↓↓↓

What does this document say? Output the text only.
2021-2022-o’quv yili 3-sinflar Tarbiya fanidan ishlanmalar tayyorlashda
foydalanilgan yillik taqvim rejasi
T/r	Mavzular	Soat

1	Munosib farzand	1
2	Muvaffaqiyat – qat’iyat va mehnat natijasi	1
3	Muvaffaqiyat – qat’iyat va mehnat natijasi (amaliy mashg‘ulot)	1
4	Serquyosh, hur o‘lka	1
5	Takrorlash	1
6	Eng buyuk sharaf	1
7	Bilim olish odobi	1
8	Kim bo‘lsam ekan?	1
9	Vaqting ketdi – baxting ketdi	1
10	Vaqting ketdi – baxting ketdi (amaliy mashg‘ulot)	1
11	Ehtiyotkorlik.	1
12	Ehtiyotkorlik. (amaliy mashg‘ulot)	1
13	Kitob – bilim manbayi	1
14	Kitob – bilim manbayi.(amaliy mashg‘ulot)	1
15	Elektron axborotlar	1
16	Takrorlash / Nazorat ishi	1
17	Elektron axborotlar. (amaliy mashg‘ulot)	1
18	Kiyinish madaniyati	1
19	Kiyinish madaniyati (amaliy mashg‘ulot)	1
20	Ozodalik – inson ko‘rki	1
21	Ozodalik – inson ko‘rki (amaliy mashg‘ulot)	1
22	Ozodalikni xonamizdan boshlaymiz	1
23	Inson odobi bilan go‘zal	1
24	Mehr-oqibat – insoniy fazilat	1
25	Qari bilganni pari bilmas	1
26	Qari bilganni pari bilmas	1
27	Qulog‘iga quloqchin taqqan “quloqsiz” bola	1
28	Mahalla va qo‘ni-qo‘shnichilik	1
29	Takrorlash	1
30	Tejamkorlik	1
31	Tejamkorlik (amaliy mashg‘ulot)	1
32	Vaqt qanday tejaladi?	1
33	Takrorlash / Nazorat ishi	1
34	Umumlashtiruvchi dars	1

↑↑↑
↓↓↓

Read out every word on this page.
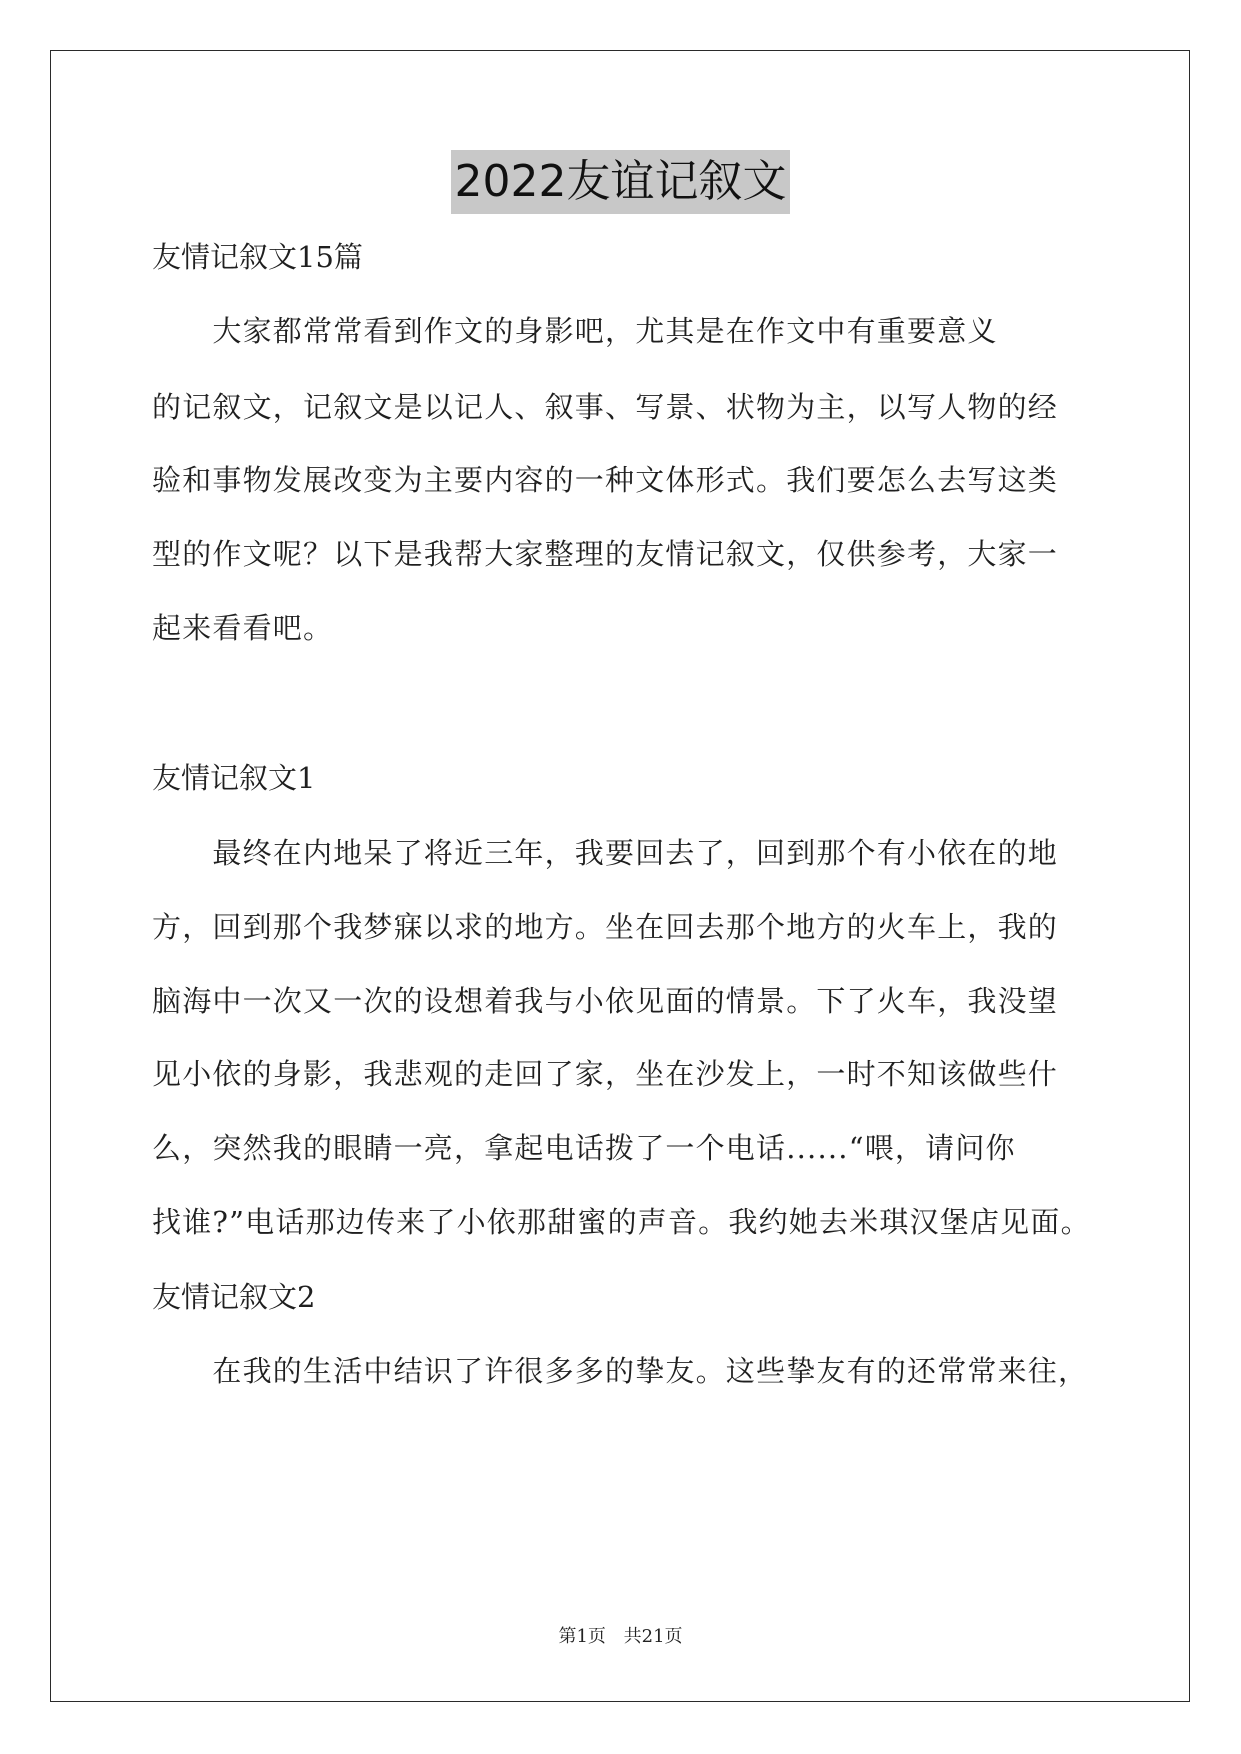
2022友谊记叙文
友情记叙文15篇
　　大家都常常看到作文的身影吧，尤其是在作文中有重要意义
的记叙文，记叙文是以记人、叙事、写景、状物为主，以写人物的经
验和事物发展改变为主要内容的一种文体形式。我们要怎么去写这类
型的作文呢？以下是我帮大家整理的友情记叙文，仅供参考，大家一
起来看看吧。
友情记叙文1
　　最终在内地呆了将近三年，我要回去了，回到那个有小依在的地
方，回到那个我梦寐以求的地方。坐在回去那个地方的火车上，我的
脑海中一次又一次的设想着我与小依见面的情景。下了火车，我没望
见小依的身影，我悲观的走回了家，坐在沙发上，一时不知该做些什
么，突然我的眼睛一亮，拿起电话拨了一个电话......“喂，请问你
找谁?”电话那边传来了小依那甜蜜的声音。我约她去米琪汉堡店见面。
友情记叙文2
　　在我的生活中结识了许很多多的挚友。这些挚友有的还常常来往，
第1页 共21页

↑↑↑

**Direction**
In the entries above, count each line with "this"; reply with the total only.

**Answer to the task**
2